### Stated goal:
Take all the material and copy it exactly.
** begin Data lines **
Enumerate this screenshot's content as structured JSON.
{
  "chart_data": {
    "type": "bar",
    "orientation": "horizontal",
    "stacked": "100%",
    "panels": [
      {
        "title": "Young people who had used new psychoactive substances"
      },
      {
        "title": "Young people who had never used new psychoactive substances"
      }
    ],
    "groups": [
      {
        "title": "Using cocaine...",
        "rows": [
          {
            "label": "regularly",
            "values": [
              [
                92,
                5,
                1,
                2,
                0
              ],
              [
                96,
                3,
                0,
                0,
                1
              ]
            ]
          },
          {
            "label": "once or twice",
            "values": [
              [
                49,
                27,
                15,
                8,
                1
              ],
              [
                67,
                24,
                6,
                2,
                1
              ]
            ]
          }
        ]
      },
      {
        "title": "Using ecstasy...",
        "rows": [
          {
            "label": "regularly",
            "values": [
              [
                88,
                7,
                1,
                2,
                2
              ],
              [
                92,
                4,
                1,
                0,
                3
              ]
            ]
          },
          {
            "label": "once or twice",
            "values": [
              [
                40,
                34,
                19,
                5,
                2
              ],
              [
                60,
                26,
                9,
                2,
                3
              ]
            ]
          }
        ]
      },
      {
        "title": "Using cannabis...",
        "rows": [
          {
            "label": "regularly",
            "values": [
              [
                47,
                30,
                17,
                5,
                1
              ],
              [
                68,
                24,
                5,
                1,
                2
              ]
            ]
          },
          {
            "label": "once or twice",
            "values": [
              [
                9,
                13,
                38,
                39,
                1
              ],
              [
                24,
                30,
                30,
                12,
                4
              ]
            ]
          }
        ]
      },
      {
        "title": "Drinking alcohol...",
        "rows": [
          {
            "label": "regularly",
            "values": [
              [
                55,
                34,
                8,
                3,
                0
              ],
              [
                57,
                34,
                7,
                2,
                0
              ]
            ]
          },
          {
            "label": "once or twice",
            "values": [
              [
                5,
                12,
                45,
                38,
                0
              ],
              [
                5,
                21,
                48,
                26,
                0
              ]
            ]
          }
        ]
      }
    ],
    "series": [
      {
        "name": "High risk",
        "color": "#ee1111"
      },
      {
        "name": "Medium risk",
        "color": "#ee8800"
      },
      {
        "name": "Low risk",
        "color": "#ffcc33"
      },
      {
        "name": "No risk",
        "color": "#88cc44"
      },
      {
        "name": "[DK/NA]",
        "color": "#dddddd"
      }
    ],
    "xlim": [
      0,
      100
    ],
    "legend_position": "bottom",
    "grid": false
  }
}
** end Data lines **
### Exercise output:
Enumerate this screenshot's content as structured JSON.
{
  "chart_data": {
    "type": "bar",
    "orientation": "horizontal",
    "stacked": "100%",
    "panels": [
      {
        "title": "Young people who had used new psychoactive substances"
      },
      {
        "title": "Young people who had never used new psychoactive substances"
      }
    ],
    "groups": [
      {
        "title": "Using cocaine...",
        "rows": [
          {
            "label": "regularly",
            "values": [
              [
                92,
                5,
                1,
                2,
                0
              ],
              [
                96,
                3,
                0,
                0,
                1
              ]
            ]
          },
          {
            "label": "once or twice",
            "values": [
              [
                49,
                27,
                15,
                8,
                1
              ],
              [
                67,
                24,
                6,
                2,
                1
              ]
            ]
          }
        ]
      },
      {
        "title": "Using ecstasy...",
        "rows": [
          {
            "label": "regularly",
            "values": [
              [
                88,
                7,
                1,
                2,
                2
              ],
              [
                92,
                4,
                1,
                0,
                3
              ]
            ]
          },
          {
            "label": "once or twice",
            "values": [
              [
                40,
                34,
                19,
                5,
                2
              ],
              [
                60,
                26,
                9,
                2,
                3
              ]
            ]
          }
        ]
      },
      {
        "title": "Using cannabis...",
        "rows": [
          {
            "label": "regularly",
            "values": [
              [
                47,
                30,
                17,
                5,
                1
              ],
              [
                68,
                24,
                5,
                1,
                2
              ]
            ]
          },
          {
            "label": "once or twice",
            "values": [
              [
                9,
                13,
                38,
                39,
                1
              ],
              [
                24,
                30,
                30,
                12,
                4
              ]
            ]
          }
        ]
      },
      {
        "title": "Drinking alcohol...",
        "rows": [
          {
            "label": "regularly",
            "values": [
              [
                55,
                34,
                8,
                3,
                0
              ],
              [
                57,
                34,
                7,
                2,
                0
              ]
            ]
          },
          {
            "label": "once or twice",
            "values": [
              [
                5,
                12,
                45,
                38,
                0
              ],
              [
                5,
                21,
                48,
                26,
                0
              ]
            ]
          }
        ]
      }
    ],
    "series": [
      {
        "name": "High risk",
        "color": "#ee1111"
      },
      {
        "name": "Medium risk",
        "color": "#ee8800"
      },
      {
        "name": "Low risk",
        "color": "#ffcc33"
      },
      {
        "name": "No risk",
        "color": "#88cc44"
      },
      {
        "name": "[DK/NA]",
        "color": "#dddddd"
      }
    ],
    "xlim": [
      0,
      100
    ],
    "legend_position": "bottom",
    "grid": false
  }
}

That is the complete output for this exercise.